---- Data excerpts
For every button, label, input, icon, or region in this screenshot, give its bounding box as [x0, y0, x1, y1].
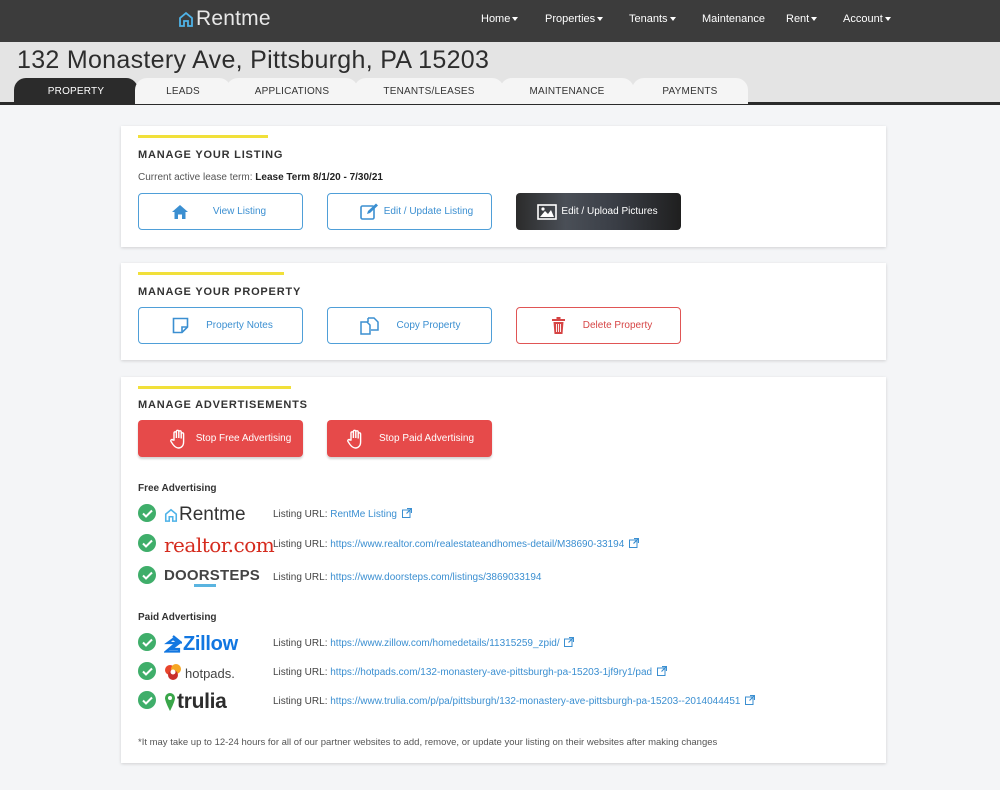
image-icon	[536, 201, 558, 223]
home-icon	[169, 201, 191, 223]
manage-ads-title: MANAGE ADVERTISEMENTS	[138, 399, 308, 411]
hotpads-flame-icon	[165, 664, 181, 680]
tab-applications[interactable]: APPLICATIONS	[226, 78, 358, 104]
edit-listing-button[interactable]: Edit / Update Listing	[327, 193, 492, 230]
nav-account[interactable]: Account	[843, 13, 891, 25]
manage-ads-card: MANAGE ADVERTISEMENTS Stop Free Advertis…	[121, 377, 886, 763]
nav-properties[interactable]: Properties	[545, 13, 604, 25]
free-advertising-heading: Free Advertising	[138, 483, 217, 494]
trulia-pin-icon	[165, 693, 175, 711]
external-link-icon	[401, 508, 412, 518]
copy-icon	[358, 315, 380, 337]
nav-rent[interactable]: Rent	[786, 13, 818, 25]
brand-name: Rentme	[196, 7, 271, 30]
house-logo-icon	[164, 508, 178, 522]
ad-row-hotpads: hotpads. Listing URL: https://hotpads.co…	[138, 660, 858, 686]
ad-row-trulia: trulia Listing URL: https://www.trulia.c…	[138, 689, 858, 715]
view-listing-button[interactable]: View Listing	[138, 193, 303, 230]
hotpads-brand-logo: hotpads.	[164, 660, 235, 686]
rentme-brand-logo: Rentme	[164, 502, 246, 528]
edit-pencil-icon	[358, 201, 380, 223]
lease-label: Current active lease term:	[138, 172, 253, 183]
external-link-icon	[564, 637, 575, 647]
caret-down-icon	[811, 17, 818, 22]
upload-pictures-button[interactable]: Edit / Upload Pictures	[516, 193, 681, 230]
listing-url-link[interactable]: https://hotpads.com/132-monastery-ave-pi…	[330, 667, 652, 678]
listing-url-link[interactable]: https://www.trulia.com/p/pa/pittsburgh/1…	[330, 696, 740, 707]
ad-row-realtor: realtor.com Listing URL: https://www.rea…	[138, 532, 858, 558]
listing-url-link[interactable]: RentMe Listing	[330, 509, 397, 520]
top-nav: Rentme Home Properties Tenants Maintenan…	[0, 0, 1000, 42]
nav-maintenance[interactable]: Maintenance	[702, 13, 765, 25]
tab-tenants-leases[interactable]: TENANTS/LEASES	[354, 78, 504, 104]
check-circle-icon	[138, 534, 156, 552]
lease-term-line: Current active lease term: Lease Term 8/…	[138, 172, 383, 183]
footnote-text: *It may take up to 12-24 hours for all o…	[138, 737, 718, 748]
yellow-accent-bar	[138, 272, 284, 275]
check-circle-icon	[138, 633, 156, 651]
nav-home[interactable]: Home	[481, 13, 519, 25]
external-link-icon	[629, 538, 640, 548]
manage-property-card: MANAGE YOUR PROPERTY Property Notes Copy…	[121, 263, 886, 360]
tab-payments[interactable]: PAYMENTS	[632, 78, 748, 104]
hand-stop-icon	[345, 428, 367, 450]
house-logo-icon	[179, 11, 193, 27]
check-circle-icon	[138, 662, 156, 680]
trash-icon	[547, 315, 569, 337]
tab-property[interactable]: PROPERTY	[14, 78, 138, 104]
hand-stop-icon	[168, 428, 190, 450]
caret-down-icon	[884, 17, 891, 22]
caret-down-icon	[597, 17, 604, 22]
yellow-accent-bar	[138, 386, 291, 389]
ad-row-zillow: Zillow Listing URL: https://www.zillow.c…	[138, 631, 858, 657]
manage-listing-card: MANAGE YOUR LISTING Current active lease…	[121, 126, 886, 247]
tab-leads[interactable]: LEADS	[135, 78, 231, 104]
trulia-brand-logo: trulia	[164, 689, 227, 715]
property-notes-button[interactable]: Property Notes	[138, 307, 303, 344]
nav-tenants[interactable]: Tenants	[629, 13, 676, 25]
listing-url-link[interactable]: https://www.doorsteps.com/listings/38690…	[330, 572, 541, 583]
caret-down-icon	[512, 17, 519, 22]
listing-url-link[interactable]: https://www.realtor.com/realestateandhom…	[330, 539, 624, 550]
zillow-brand-logo: Zillow	[164, 631, 238, 657]
sticky-note-icon	[169, 315, 191, 337]
ad-row-rentme: Rentme Listing URL: RentMe Listing	[138, 502, 858, 528]
zillow-z-icon	[164, 635, 182, 653]
external-link-icon	[745, 695, 756, 705]
manage-listing-title: MANAGE YOUR LISTING	[138, 149, 284, 161]
paid-advertising-heading: Paid Advertising	[138, 612, 217, 623]
ad-row-doorsteps: DOORSTEPS Listing URL: https://www.doors…	[138, 564, 858, 590]
check-circle-icon	[138, 691, 156, 709]
delete-property-button[interactable]: Delete Property	[516, 307, 681, 344]
stop-free-advertising-button[interactable]: Stop Free Advertising	[138, 420, 303, 457]
caret-down-icon	[669, 17, 676, 22]
rentme-logo[interactable]: Rentme	[178, 7, 271, 31]
listing-url-link[interactable]: https://www.zillow.com/homedetails/11315…	[330, 638, 559, 649]
property-header: 132 Monastery Ave, Pittsburgh, PA 15203 …	[0, 42, 1000, 105]
yellow-accent-bar	[138, 135, 268, 138]
external-link-icon	[656, 666, 667, 676]
check-circle-icon	[138, 566, 156, 584]
doorsteps-underline-icon	[194, 584, 216, 587]
copy-property-button[interactable]: Copy Property	[327, 307, 492, 344]
manage-property-title: MANAGE YOUR PROPERTY	[138, 286, 302, 298]
realtor-brand-logo: realtor.com	[164, 533, 275, 557]
page-title: 132 Monastery Ave, Pittsburgh, PA 15203	[17, 46, 490, 74]
check-circle-icon	[138, 504, 156, 522]
stop-paid-advertising-button[interactable]: Stop Paid Advertising	[327, 420, 492, 457]
doorsteps-brand-logo: DOORSTEPS	[164, 564, 260, 590]
tab-maintenance[interactable]: MAINTENANCE	[500, 78, 634, 104]
lease-value: Lease Term 8/1/20 - 7/30/21	[255, 172, 383, 183]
--------
*What is asked*.
Update the entries above by replacing each occurrence of "check-circle-icon" with "checkmark-icon" and leaving every other character unchanged. Omit the pictures from your answer.

*Exercise output*.
For every button, label, input, icon, or region in this screenshot, give its bounding box as [x0, y0, x1, y1].
image-icon	[536, 201, 558, 223]
home-icon	[169, 201, 191, 223]
manage-ads-title: MANAGE ADVERTISEMENTS	[138, 399, 308, 411]
hotpads-flame-icon	[165, 664, 181, 680]
tab-applications[interactable]: APPLICATIONS	[226, 78, 358, 104]
edit-listing-button[interactable]: Edit / Update Listing	[327, 193, 492, 230]
nav-account[interactable]: Account	[843, 13, 891, 25]
manage-ads-card: MANAGE ADVERTISEMENTS Stop Free Advertis…	[121, 377, 886, 763]
nav-properties[interactable]: Properties	[545, 13, 604, 25]
free-advertising-heading: Free Advertising	[138, 483, 217, 494]
trulia-pin-icon	[165, 693, 175, 711]
external-link-icon	[401, 508, 412, 518]
copy-icon	[358, 315, 380, 337]
nav-rent[interactable]: Rent	[786, 13, 818, 25]
brand-name: Rentme	[196, 7, 271, 30]
house-logo-icon	[164, 508, 178, 522]
ad-row-hotpads: hotpads. Listing URL: https://hotpads.co…	[138, 660, 858, 686]
ad-row-trulia: trulia Listing URL: https://www.trulia.c…	[138, 689, 858, 715]
view-listing-button[interactable]: View Listing	[138, 193, 303, 230]
hotpads-brand-logo: hotpads.	[164, 660, 235, 686]
rentme-brand-logo: Rentme	[164, 502, 246, 528]
edit-pencil-icon	[358, 201, 380, 223]
lease-label: Current active lease term:	[138, 172, 253, 183]
external-link-icon	[564, 637, 575, 647]
caret-down-icon	[811, 17, 818, 22]
upload-pictures-button[interactable]: Edit / Upload Pictures	[516, 193, 681, 230]
listing-url-link[interactable]: https://hotpads.com/132-monastery-ave-pi…	[330, 667, 652, 678]
listing-url-link[interactable]: https://www.trulia.com/p/pa/pittsburgh/1…	[330, 696, 740, 707]
ad-row-realtor: realtor.com Listing URL: https://www.rea…	[138, 532, 858, 558]
listing-url-link[interactable]: RentMe Listing	[330, 509, 397, 520]
top-nav: Rentme Home Properties Tenants Maintenan…	[0, 0, 1000, 42]
nav-maintenance[interactable]: Maintenance	[702, 13, 765, 25]
tab-tenants-leases[interactable]: TENANTS/LEASES	[354, 78, 504, 104]
checkmark-icon	[138, 534, 156, 552]
lease-term-line: Current active lease term: Lease Term 8/…	[138, 172, 383, 183]
footnote-text: *It may take up to 12-24 hours for all o…	[138, 737, 718, 748]
yellow-accent-bar	[138, 272, 284, 275]
checkmark-icon	[138, 633, 156, 651]
nav-home[interactable]: Home	[481, 13, 519, 25]
external-link-icon	[629, 538, 640, 548]
manage-property-card: MANAGE YOUR PROPERTY Property Notes Copy…	[121, 263, 886, 360]
tab-payments[interactable]: PAYMENTS	[632, 78, 748, 104]
hand-stop-icon	[345, 428, 367, 450]
house-logo-icon	[179, 11, 193, 27]
checkmark-icon	[138, 662, 156, 680]
trash-icon	[547, 315, 569, 337]
tab-property[interactable]: PROPERTY	[14, 78, 138, 104]
hand-stop-icon	[168, 428, 190, 450]
caret-down-icon	[884, 17, 891, 22]
caret-down-icon	[597, 17, 604, 22]
yellow-accent-bar	[138, 386, 291, 389]
ad-row-zillow: Zillow Listing URL: https://www.zillow.c…	[138, 631, 858, 657]
manage-listing-card: MANAGE YOUR LISTING Current active lease…	[121, 126, 886, 247]
tab-leads[interactable]: LEADS	[135, 78, 231, 104]
trulia-brand-logo: trulia	[164, 689, 227, 715]
property-notes-button[interactable]: Property Notes	[138, 307, 303, 344]
nav-tenants[interactable]: Tenants	[629, 13, 676, 25]
listing-url-link[interactable]: https://www.doorsteps.com/listings/38690…	[330, 572, 541, 583]
caret-down-icon	[512, 17, 519, 22]
listing-url-link[interactable]: https://www.realtor.com/realestateandhom…	[330, 539, 624, 550]
zillow-brand-logo: Zillow	[164, 631, 238, 657]
sticky-note-icon	[169, 315, 191, 337]
ad-row-rentme: Rentme Listing URL: RentMe Listing	[138, 502, 858, 528]
zillow-z-icon	[164, 635, 182, 653]
external-link-icon	[745, 695, 756, 705]
manage-listing-title: MANAGE YOUR LISTING	[138, 149, 284, 161]
paid-advertising-heading: Paid Advertising	[138, 612, 217, 623]
ad-row-doorsteps: DOORSTEPS Listing URL: https://www.doors…	[138, 564, 858, 590]
checkmark-icon	[138, 691, 156, 709]
delete-property-button[interactable]: Delete Property	[516, 307, 681, 344]
stop-free-advertising-button[interactable]: Stop Free Advertising	[138, 420, 303, 457]
caret-down-icon	[669, 17, 676, 22]
rentme-logo[interactable]: Rentme	[178, 7, 271, 31]
listing-url-link[interactable]: https://www.zillow.com/homedetails/11315…	[330, 638, 559, 649]
property-header: 132 Monastery Ave, Pittsburgh, PA 15203 …	[0, 42, 1000, 105]
yellow-accent-bar	[138, 135, 268, 138]
external-link-icon	[656, 666, 667, 676]
checkmark-icon	[138, 566, 156, 584]
doorsteps-underline-icon	[194, 584, 216, 587]
copy-property-button[interactable]: Copy Property	[327, 307, 492, 344]
manage-property-title: MANAGE YOUR PROPERTY	[138, 286, 302, 298]
realtor-brand-logo: realtor.com	[164, 533, 275, 557]
page-title: 132 Monastery Ave, Pittsburgh, PA 15203	[17, 46, 490, 74]
checkmark-icon	[138, 504, 156, 522]
stop-paid-advertising-button[interactable]: Stop Paid Advertising	[327, 420, 492, 457]
doorsteps-brand-logo: DOORSTEPS	[164, 564, 260, 590]
tab-maintenance[interactable]: MAINTENANCE	[500, 78, 634, 104]
lease-value: Lease Term 8/1/20 - 7/30/21	[255, 172, 383, 183]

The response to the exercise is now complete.